→ **YOUR GOAL**:
Leave out the pictures and repeat the data exactly.

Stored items
■ ■ ■

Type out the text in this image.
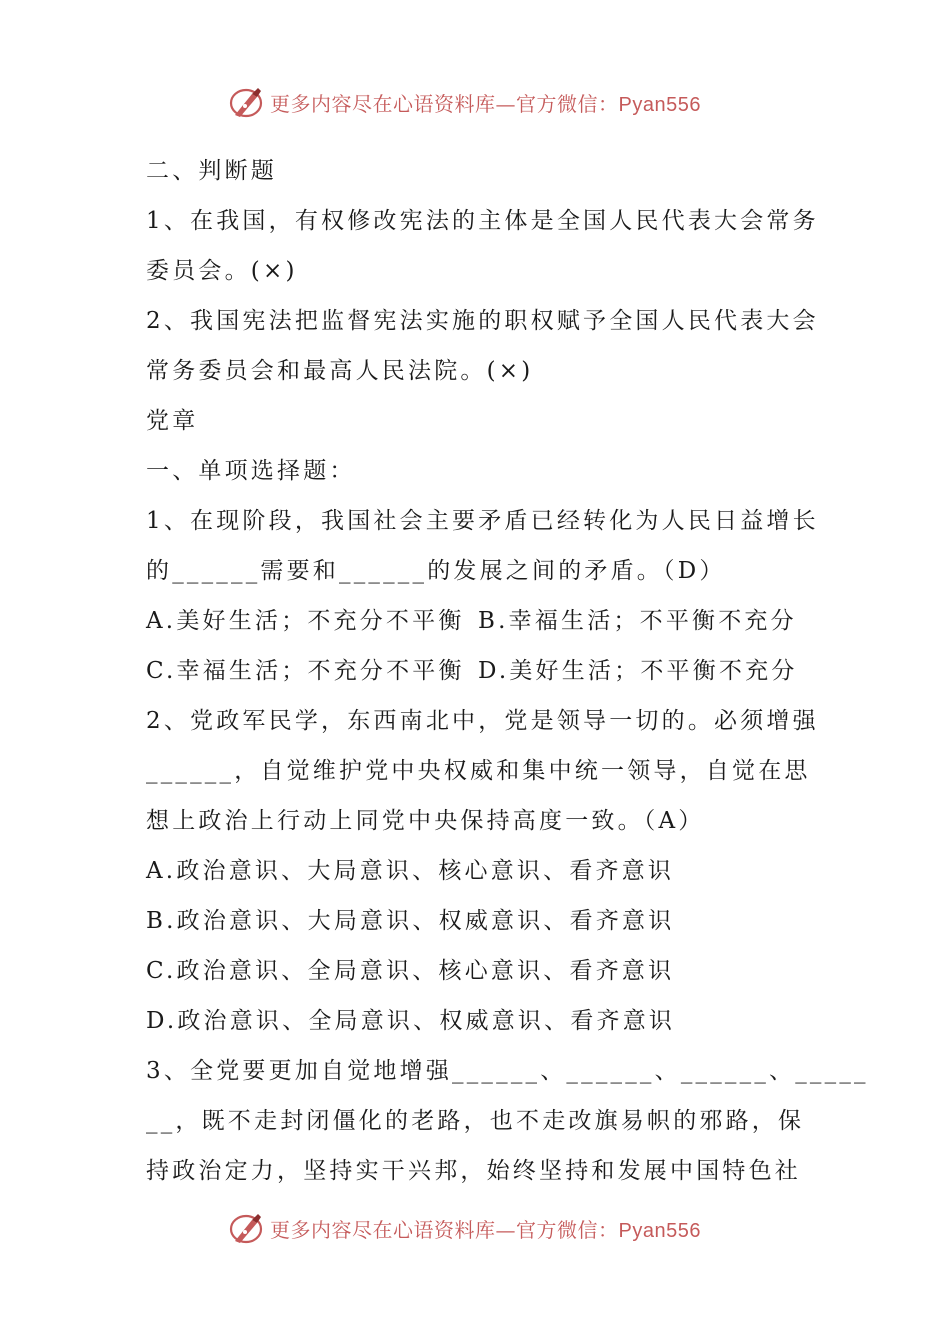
更多内容尽在心语资料库—官方微信：Pyan556
二、判断题
1、在我国，有权修改宪法的主体是全国人民代表大会常务
委员会。(×)
2、我国宪法把监督宪法实施的职权赋予全国人民代表大会
常务委员会和最高人民法院。(×)
党章
一、单项选择题：
1、在现阶段，我国社会主要矛盾已经转化为人民日益增长
的______需要和______的发展之间的矛盾。（D）
A.美好生活；不充分不平衡 B.幸福生活；不平衡不充分
C.幸福生活；不充分不平衡 D.美好生活；不平衡不充分
2、党政军民学，东西南北中，党是领导一切的。必须增强
______，自觉维护党中央权威和集中统一领导，自觉在思
想上政治上行动上同党中央保持高度一致。（A）
A.政治意识、大局意识、核心意识、看齐意识
B.政治意识、大局意识、权威意识、看齐意识
C.政治意识、全局意识、核心意识、看齐意识
D.政治意识、全局意识、权威意识、看齐意识
3、全党要更加自觉地增强______、______、______、_____
__，既不走封闭僵化的老路，也不走改旗易帜的邪路，保
持政治定力，坚持实干兴邦，始终坚持和发展中国特色社
更多内容尽在心语资料库—官方微信：Pyan556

■ ■ ■

→ **SOLVED EXERCISE**:
Type out the text in this image.
更多内容尽在心语资料库—官方微信：Pyan556
二、判断题
1、在我国，有权修改宪法的主体是全国人民代表大会常务
委员会。(×)
2、我国宪法把监督宪法实施的职权赋予全国人民代表大会
常务委员会和最高人民法院。(×)
党章
一、单项选择题：
1、在现阶段，我国社会主要矛盾已经转化为人民日益增长
的______需要和______的发展之间的矛盾。（D）
A.美好生活；不充分不平衡 B.幸福生活；不平衡不充分
C.幸福生活；不充分不平衡 D.美好生活；不平衡不充分
2、党政军民学，东西南北中，党是领导一切的。必须增强
______，自觉维护党中央权威和集中统一领导，自觉在思
想上政治上行动上同党中央保持高度一致。（A）
A.政治意识、大局意识、核心意识、看齐意识
B.政治意识、大局意识、权威意识、看齐意识
C.政治意识、全局意识、核心意识、看齐意识
D.政治意识、全局意识、权威意识、看齐意识
3、全党要更加自觉地增强______、______、______、_____
__，既不走封闭僵化的老路，也不走改旗易帜的邪路，保
持政治定力，坚持实干兴邦，始终坚持和发展中国特色社
更多内容尽在心语资料库—官方微信：Pyan556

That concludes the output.